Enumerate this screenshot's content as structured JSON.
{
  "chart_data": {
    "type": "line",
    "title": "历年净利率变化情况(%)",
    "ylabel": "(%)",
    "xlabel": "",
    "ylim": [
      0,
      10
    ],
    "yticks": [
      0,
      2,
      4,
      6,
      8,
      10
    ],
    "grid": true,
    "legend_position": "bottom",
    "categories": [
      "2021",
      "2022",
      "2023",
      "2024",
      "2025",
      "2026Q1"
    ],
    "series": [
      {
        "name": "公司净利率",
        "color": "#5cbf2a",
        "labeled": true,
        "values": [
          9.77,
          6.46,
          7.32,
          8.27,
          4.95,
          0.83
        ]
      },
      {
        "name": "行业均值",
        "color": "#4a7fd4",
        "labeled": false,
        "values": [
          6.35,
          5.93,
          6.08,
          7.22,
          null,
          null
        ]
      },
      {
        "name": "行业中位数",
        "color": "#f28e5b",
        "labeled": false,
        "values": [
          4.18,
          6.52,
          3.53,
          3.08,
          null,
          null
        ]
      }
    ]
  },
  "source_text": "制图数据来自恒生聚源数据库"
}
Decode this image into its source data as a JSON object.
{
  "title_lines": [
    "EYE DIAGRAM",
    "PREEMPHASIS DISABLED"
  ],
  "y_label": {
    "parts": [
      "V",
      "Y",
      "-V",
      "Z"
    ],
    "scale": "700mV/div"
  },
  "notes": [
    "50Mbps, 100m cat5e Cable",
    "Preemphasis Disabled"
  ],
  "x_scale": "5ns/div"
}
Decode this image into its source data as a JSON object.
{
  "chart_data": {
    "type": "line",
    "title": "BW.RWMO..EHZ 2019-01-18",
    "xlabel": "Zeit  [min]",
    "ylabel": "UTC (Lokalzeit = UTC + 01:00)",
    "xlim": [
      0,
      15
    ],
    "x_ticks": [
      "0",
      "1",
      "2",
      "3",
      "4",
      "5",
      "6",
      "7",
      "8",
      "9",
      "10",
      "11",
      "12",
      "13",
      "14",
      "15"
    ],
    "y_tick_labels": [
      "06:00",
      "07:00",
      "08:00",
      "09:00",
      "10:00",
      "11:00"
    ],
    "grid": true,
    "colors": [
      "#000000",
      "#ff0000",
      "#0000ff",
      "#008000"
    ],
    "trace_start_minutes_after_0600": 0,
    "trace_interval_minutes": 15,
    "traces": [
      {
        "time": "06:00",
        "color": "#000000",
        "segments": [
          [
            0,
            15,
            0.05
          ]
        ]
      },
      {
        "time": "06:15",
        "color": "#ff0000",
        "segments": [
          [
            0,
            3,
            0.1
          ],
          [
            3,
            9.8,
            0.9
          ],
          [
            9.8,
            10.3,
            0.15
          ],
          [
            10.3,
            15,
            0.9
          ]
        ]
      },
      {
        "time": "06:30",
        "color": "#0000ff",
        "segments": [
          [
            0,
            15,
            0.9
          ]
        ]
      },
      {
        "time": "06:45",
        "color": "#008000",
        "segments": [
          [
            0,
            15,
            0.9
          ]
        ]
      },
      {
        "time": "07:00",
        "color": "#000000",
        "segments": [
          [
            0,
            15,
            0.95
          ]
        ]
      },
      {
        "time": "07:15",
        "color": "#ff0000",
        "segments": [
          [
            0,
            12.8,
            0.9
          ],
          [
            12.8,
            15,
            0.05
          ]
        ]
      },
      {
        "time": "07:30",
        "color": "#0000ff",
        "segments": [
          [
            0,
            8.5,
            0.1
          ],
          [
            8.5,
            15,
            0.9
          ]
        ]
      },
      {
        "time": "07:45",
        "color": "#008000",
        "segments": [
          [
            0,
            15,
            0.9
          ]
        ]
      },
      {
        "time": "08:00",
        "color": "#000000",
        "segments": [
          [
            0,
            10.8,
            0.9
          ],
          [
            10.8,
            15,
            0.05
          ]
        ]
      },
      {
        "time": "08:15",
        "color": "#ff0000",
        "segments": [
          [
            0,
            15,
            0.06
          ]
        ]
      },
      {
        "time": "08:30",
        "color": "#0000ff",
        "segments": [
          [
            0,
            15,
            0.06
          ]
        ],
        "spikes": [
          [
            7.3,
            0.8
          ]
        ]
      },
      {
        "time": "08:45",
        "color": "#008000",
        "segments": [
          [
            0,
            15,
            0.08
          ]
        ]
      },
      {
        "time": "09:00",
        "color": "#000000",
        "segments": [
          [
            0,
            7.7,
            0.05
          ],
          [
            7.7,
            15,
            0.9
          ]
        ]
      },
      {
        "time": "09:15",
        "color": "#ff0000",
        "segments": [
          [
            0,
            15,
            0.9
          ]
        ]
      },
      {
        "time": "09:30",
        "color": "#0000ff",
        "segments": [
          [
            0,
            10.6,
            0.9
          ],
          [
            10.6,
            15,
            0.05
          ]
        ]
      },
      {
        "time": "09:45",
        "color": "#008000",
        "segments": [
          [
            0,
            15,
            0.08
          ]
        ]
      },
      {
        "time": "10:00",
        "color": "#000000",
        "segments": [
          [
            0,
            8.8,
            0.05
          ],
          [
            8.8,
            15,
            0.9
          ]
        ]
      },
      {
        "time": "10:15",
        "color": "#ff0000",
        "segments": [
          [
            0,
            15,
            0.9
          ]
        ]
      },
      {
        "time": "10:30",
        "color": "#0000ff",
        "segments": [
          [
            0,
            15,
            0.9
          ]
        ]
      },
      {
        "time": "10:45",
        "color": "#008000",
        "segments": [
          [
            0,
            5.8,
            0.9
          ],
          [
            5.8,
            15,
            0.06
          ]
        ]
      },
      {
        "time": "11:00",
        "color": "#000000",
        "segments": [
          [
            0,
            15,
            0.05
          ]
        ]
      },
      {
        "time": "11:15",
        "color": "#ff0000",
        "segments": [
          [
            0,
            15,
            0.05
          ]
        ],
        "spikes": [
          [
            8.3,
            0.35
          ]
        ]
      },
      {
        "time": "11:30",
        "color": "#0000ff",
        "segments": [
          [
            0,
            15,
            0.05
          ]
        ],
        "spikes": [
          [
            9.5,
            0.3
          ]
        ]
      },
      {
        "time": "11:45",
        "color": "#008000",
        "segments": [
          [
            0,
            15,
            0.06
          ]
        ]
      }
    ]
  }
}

▬▬▬

-- Exercise requirements --
Nothing may be left out: return each entry exactly as it reads.

-- Exercise solution --
Enumerate this screenshot's content as structured JSON.
{
  "chart_data": {
    "type": "line",
    "title": "历年净利率变化情况(%)",
    "ylabel": "(%)",
    "xlabel": "",
    "ylim": [
      0,
      10
    ],
    "yticks": [
      0,
      2,
      4,
      6,
      8,
      10
    ],
    "grid": true,
    "legend_position": "bottom",
    "categories": [
      "2021",
      "2022",
      "2023",
      "2024",
      "2025",
      "2026Q1"
    ],
    "series": [
      {
        "name": "公司净利率",
        "color": "#5cbf2a",
        "labeled": true,
        "values": [
          9.77,
          6.46,
          7.32,
          8.27,
          4.95,
          0.83
        ]
      },
      {
        "name": "行业均值",
        "color": "#4a7fd4",
        "labeled": false,
        "values": [
          6.35,
          5.93,
          6.08,
          7.22,
          null,
          null
        ]
      },
      {
        "name": "行业中位数",
        "color": "#f28e5b",
        "labeled": false,
        "values": [
          4.18,
          6.52,
          3.53,
          3.08,
          null,
          null
        ]
      }
    ]
  },
  "source_text": "制图数据来自恒生聚源数据库"
}
Decode this image into its source data as a JSON object.
{
  "title_lines": [
    "EYE DIAGRAM",
    "PREEMPHASIS DISABLED"
  ],
  "y_label": {
    "parts": [
      "V",
      "Y",
      "-V",
      "Z"
    ],
    "scale": "700mV/div"
  },
  "notes": [
    "50Mbps, 100m cat5e Cable",
    "Preemphasis Disabled"
  ],
  "x_scale": "5ns/div"
}
Decode this image into its source data as a JSON object.
{
  "chart_data": {
    "type": "line",
    "title": "BW.RWMO..EHZ 2019-01-18",
    "xlabel": "Zeit  [min]",
    "ylabel": "UTC (Lokalzeit = UTC + 01:00)",
    "xlim": [
      0,
      15
    ],
    "x_ticks": [
      "0",
      "1",
      "2",
      "3",
      "4",
      "5",
      "6",
      "7",
      "8",
      "9",
      "10",
      "11",
      "12",
      "13",
      "14",
      "15"
    ],
    "y_tick_labels": [
      "06:00",
      "07:00",
      "08:00",
      "09:00",
      "10:00",
      "11:00"
    ],
    "grid": true,
    "colors": [
      "#000000",
      "#ff0000",
      "#0000ff",
      "#008000"
    ],
    "trace_start_minutes_after_0600": 0,
    "trace_interval_minutes": 15,
    "traces": [
      {
        "time": "06:00",
        "color": "#000000",
        "segments": [
          [
            0,
            15,
            0.05
          ]
        ]
      },
      {
        "time": "06:15",
        "color": "#ff0000",
        "segments": [
          [
            0,
            3,
            0.1
          ],
          [
            3,
            9.8,
            0.9
          ],
          [
            9.8,
            10.3,
            0.15
          ],
          [
            10.3,
            15,
            0.9
          ]
        ]
      },
      {
        "time": "06:30",
        "color": "#0000ff",
        "segments": [
          [
            0,
            15,
            0.9
          ]
        ]
      },
      {
        "time": "06:45",
        "color": "#008000",
        "segments": [
          [
            0,
            15,
            0.9
          ]
        ]
      },
      {
        "time": "07:00",
        "color": "#000000",
        "segments": [
          [
            0,
            15,
            0.95
          ]
        ]
      },
      {
        "time": "07:15",
        "color": "#ff0000",
        "segments": [
          [
            0,
            12.8,
            0.9
          ],
          [
            12.8,
            15,
            0.05
          ]
        ]
      },
      {
        "time": "07:30",
        "color": "#0000ff",
        "segments": [
          [
            0,
            8.5,
            0.1
          ],
          [
            8.5,
            15,
            0.9
          ]
        ]
      },
      {
        "time": "07:45",
        "color": "#008000",
        "segments": [
          [
            0,
            15,
            0.9
          ]
        ]
      },
      {
        "time": "08:00",
        "color": "#000000",
        "segments": [
          [
            0,
            10.8,
            0.9
          ],
          [
            10.8,
            15,
            0.05
          ]
        ]
      },
      {
        "time": "08:15",
        "color": "#ff0000",
        "segments": [
          [
            0,
            15,
            0.06
          ]
        ]
      },
      {
        "time": "08:30",
        "color": "#0000ff",
        "segments": [
          [
            0,
            15,
            0.06
          ]
        ],
        "spikes": [
          [
            7.3,
            0.8
          ]
        ]
      },
      {
        "time": "08:45",
        "color": "#008000",
        "segments": [
          [
            0,
            15,
            0.08
          ]
        ]
      },
      {
        "time": "09:00",
        "color": "#000000",
        "segments": [
          [
            0,
            7.7,
            0.05
          ],
          [
            7.7,
            15,
            0.9
          ]
        ]
      },
      {
        "time": "09:15",
        "color": "#ff0000",
        "segments": [
          [
            0,
            15,
            0.9
          ]
        ]
      },
      {
        "time": "09:30",
        "color": "#0000ff",
        "segments": [
          [
            0,
            10.6,
            0.9
          ],
          [
            10.6,
            15,
            0.05
          ]
        ]
      },
      {
        "time": "09:45",
        "color": "#008000",
        "segments": [
          [
            0,
            15,
            0.08
          ]
        ]
      },
      {
        "time": "10:00",
        "color": "#000000",
        "segments": [
          [
            0,
            8.8,
            0.05
          ],
          [
            8.8,
            15,
            0.9
          ]
        ]
      },
      {
        "time": "10:15",
        "color": "#ff0000",
        "segments": [
          [
            0,
            15,
            0.9
          ]
        ]
      },
      {
        "time": "10:30",
        "color": "#0000ff",
        "segments": [
          [
            0,
            15,
            0.9
          ]
        ]
      },
      {
        "time": "10:45",
        "color": "#008000",
        "segments": [
          [
            0,
            5.8,
            0.9
          ],
          [
            5.8,
            15,
            0.06
          ]
        ]
      },
      {
        "time": "11:00",
        "color": "#000000",
        "segments": [
          [
            0,
            15,
            0.05
          ]
        ]
      },
      {
        "time": "11:15",
        "color": "#ff0000",
        "segments": [
          [
            0,
            15,
            0.05
          ]
        ],
        "spikes": [
          [
            8.3,
            0.35
          ]
        ]
      },
      {
        "time": "11:30",
        "color": "#0000ff",
        "segments": [
          [
            0,
            15,
            0.05
          ]
        ],
        "spikes": [
          [
            9.5,
            0.3
          ]
        ]
      },
      {
        "time": "11:45",
        "color": "#008000",
        "segments": [
          [
            0,
            15,
            0.06
          ]
        ]
      }
    ]
  }
}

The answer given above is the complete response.